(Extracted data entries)
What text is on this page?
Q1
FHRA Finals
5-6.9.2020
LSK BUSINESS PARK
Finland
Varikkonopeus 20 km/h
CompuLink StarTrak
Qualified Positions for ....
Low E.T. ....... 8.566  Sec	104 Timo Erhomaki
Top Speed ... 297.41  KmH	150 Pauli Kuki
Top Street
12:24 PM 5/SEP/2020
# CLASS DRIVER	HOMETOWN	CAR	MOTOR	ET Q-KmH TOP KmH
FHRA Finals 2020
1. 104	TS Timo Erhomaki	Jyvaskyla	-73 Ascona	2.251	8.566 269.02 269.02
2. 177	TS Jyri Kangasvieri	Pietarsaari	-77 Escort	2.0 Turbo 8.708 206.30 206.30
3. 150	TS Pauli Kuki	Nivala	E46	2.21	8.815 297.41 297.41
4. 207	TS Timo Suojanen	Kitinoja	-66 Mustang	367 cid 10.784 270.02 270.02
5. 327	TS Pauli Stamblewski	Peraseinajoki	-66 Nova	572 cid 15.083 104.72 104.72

INSTRUCTIONS TO FOLLOW
Please repeat all the records above exactly as they appear.

CORRECT RESULT
What text is on this page?
Q1
FHRA Finals
5-6.9.2020
LSK BUSINESS PARK
Finland
Varikkonopeus 20 km/h
CompuLink StarTrak
Qualified Positions for ....
Low E.T. ....... 8.566  Sec	104 Timo Erhomaki
Top Speed ... 297.41  KmH	150 Pauli Kuki
Top Street
12:24 PM 5/SEP/2020
# CLASS DRIVER	HOMETOWN	CAR	MOTOR	ET Q-KmH TOP KmH
FHRA Finals 2020
1. 104	TS Timo Erhomaki	Jyvaskyla	-73 Ascona	2.251	8.566 269.02 269.02
2. 177	TS Jyri Kangasvieri	Pietarsaari	-77 Escort	2.0 Turbo 8.708 206.30 206.30
3. 150	TS Pauli Kuki	Nivala	E46	2.21	8.815 297.41 297.41
4. 207	TS Timo Suojanen	Kitinoja	-66 Mustang	367 cid 10.784 270.02 270.02
5. 327	TS Pauli Stamblewski	Peraseinajoki	-66 Nova	572 cid 15.083 104.72 104.72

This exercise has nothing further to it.